--- MATERIAL PROVIDED ---
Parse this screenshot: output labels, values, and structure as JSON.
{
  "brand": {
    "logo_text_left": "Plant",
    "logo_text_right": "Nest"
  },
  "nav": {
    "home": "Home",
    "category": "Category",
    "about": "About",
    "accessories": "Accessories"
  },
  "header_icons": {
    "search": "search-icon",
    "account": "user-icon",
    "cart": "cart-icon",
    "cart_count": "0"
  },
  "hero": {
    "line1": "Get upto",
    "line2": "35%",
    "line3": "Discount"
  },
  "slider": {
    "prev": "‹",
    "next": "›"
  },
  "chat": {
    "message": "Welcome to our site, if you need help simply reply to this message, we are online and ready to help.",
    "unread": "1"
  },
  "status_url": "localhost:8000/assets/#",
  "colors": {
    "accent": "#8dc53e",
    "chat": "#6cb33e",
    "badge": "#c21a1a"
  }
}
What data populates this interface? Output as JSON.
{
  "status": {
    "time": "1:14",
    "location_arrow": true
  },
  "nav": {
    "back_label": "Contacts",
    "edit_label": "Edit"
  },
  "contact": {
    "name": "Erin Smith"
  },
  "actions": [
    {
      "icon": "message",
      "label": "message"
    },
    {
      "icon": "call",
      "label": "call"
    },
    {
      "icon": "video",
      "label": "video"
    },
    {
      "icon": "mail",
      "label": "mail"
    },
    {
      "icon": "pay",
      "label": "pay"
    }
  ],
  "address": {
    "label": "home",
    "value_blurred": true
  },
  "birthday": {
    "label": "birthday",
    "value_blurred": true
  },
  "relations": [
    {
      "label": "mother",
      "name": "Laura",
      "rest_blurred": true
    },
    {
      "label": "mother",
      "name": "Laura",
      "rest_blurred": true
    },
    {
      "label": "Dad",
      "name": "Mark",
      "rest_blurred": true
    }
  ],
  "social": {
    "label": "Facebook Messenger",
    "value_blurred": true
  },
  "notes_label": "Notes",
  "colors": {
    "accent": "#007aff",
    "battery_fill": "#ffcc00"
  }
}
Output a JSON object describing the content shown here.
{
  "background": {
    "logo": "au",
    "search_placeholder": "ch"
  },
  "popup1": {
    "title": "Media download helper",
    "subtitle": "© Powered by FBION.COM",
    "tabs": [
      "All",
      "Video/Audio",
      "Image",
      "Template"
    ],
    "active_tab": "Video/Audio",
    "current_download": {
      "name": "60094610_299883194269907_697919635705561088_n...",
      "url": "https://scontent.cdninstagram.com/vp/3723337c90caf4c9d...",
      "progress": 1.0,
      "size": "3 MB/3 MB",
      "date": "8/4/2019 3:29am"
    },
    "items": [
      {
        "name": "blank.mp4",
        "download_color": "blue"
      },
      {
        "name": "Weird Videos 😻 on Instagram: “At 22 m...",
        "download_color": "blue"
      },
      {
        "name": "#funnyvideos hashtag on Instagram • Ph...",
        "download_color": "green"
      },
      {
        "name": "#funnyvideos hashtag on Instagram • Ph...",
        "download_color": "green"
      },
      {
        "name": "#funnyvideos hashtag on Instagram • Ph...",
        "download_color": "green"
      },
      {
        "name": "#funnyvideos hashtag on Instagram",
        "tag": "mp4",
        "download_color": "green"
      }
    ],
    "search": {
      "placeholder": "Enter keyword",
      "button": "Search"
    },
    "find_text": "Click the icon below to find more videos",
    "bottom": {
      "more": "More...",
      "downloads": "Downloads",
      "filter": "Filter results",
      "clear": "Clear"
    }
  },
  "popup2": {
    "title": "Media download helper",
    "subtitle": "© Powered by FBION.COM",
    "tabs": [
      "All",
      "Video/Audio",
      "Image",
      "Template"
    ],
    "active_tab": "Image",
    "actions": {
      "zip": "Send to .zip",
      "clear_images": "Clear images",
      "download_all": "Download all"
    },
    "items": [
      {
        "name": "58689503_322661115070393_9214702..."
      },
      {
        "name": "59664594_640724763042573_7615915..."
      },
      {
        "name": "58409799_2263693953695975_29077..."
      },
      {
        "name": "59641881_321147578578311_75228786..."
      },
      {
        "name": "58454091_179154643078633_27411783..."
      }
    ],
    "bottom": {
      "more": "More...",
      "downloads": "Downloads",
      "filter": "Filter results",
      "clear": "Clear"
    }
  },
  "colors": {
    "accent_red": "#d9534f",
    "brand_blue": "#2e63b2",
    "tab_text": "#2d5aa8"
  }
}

--- WHAT THE TASK ASKS ---
Copy out all of the data exactly, leaving nothing out.

--- RESULT ---
Parse this screenshot: output labels, values, and structure as JSON.
{
  "brand": {
    "logo_text_left": "Plant",
    "logo_text_right": "Nest"
  },
  "nav": {
    "home": "Home",
    "category": "Category",
    "about": "About",
    "accessories": "Accessories"
  },
  "header_icons": {
    "search": "search-icon",
    "account": "user-icon",
    "cart": "cart-icon",
    "cart_count": "0"
  },
  "hero": {
    "line1": "Get upto",
    "line2": "35%",
    "line3": "Discount"
  },
  "slider": {
    "prev": "‹",
    "next": "›"
  },
  "chat": {
    "message": "Welcome to our site, if you need help simply reply to this message, we are online and ready to help.",
    "unread": "1"
  },
  "status_url": "localhost:8000/assets/#",
  "colors": {
    "accent": "#8dc53e",
    "chat": "#6cb33e",
    "badge": "#c21a1a"
  }
}
What data populates this interface? Output as JSON.
{
  "status": {
    "time": "1:14",
    "location_arrow": true
  },
  "nav": {
    "back_label": "Contacts",
    "edit_label": "Edit"
  },
  "contact": {
    "name": "Erin Smith"
  },
  "actions": [
    {
      "icon": "message",
      "label": "message"
    },
    {
      "icon": "call",
      "label": "call"
    },
    {
      "icon": "video",
      "label": "video"
    },
    {
      "icon": "mail",
      "label": "mail"
    },
    {
      "icon": "pay",
      "label": "pay"
    }
  ],
  "address": {
    "label": "home",
    "value_blurred": true
  },
  "birthday": {
    "label": "birthday",
    "value_blurred": true
  },
  "relations": [
    {
      "label": "mother",
      "name": "Laura",
      "rest_blurred": true
    },
    {
      "label": "mother",
      "name": "Laura",
      "rest_blurred": true
    },
    {
      "label": "Dad",
      "name": "Mark",
      "rest_blurred": true
    }
  ],
  "social": {
    "label": "Facebook Messenger",
    "value_blurred": true
  },
  "notes_label": "Notes",
  "colors": {
    "accent": "#007aff",
    "battery_fill": "#ffcc00"
  }
}
Output a JSON object describing the content shown here.
{
  "background": {
    "logo": "au",
    "search_placeholder": "ch"
  },
  "popup1": {
    "title": "Media download helper",
    "subtitle": "© Powered by FBION.COM",
    "tabs": [
      "All",
      "Video/Audio",
      "Image",
      "Template"
    ],
    "active_tab": "Video/Audio",
    "current_download": {
      "name": "60094610_299883194269907_697919635705561088_n...",
      "url": "https://scontent.cdninstagram.com/vp/3723337c90caf4c9d...",
      "progress": 1.0,
      "size": "3 MB/3 MB",
      "date": "8/4/2019 3:29am"
    },
    "items": [
      {
        "name": "blank.mp4",
        "download_color": "blue"
      },
      {
        "name": "Weird Videos 😻 on Instagram: “At 22 m...",
        "download_color": "blue"
      },
      {
        "name": "#funnyvideos hashtag on Instagram • Ph...",
        "download_color": "green"
      },
      {
        "name": "#funnyvideos hashtag on Instagram • Ph...",
        "download_color": "green"
      },
      {
        "name": "#funnyvideos hashtag on Instagram • Ph...",
        "download_color": "green"
      },
      {
        "name": "#funnyvideos hashtag on Instagram",
        "tag": "mp4",
        "download_color": "green"
      }
    ],
    "search": {
      "placeholder": "Enter keyword",
      "button": "Search"
    },
    "find_text": "Click the icon below to find more videos",
    "bottom": {
      "more": "More...",
      "downloads": "Downloads",
      "filter": "Filter results",
      "clear": "Clear"
    }
  },
  "popup2": {
    "title": "Media download helper",
    "subtitle": "© Powered by FBION.COM",
    "tabs": [
      "All",
      "Video/Audio",
      "Image",
      "Template"
    ],
    "active_tab": "Image",
    "actions": {
      "zip": "Send to .zip",
      "clear_images": "Clear images",
      "download_all": "Download all"
    },
    "items": [
      {
        "name": "58689503_322661115070393_9214702..."
      },
      {
        "name": "59664594_640724763042573_7615915..."
      },
      {
        "name": "58409799_2263693953695975_29077..."
      },
      {
        "name": "59641881_321147578578311_75228786..."
      },
      {
        "name": "58454091_179154643078633_27411783..."
      }
    ],
    "bottom": {
      "more": "More...",
      "downloads": "Downloads",
      "filter": "Filter results",
      "clear": "Clear"
    }
  },
  "colors": {
    "accent_red": "#d9534f",
    "brand_blue": "#2e63b2",
    "tab_text": "#2d5aa8"
  }
}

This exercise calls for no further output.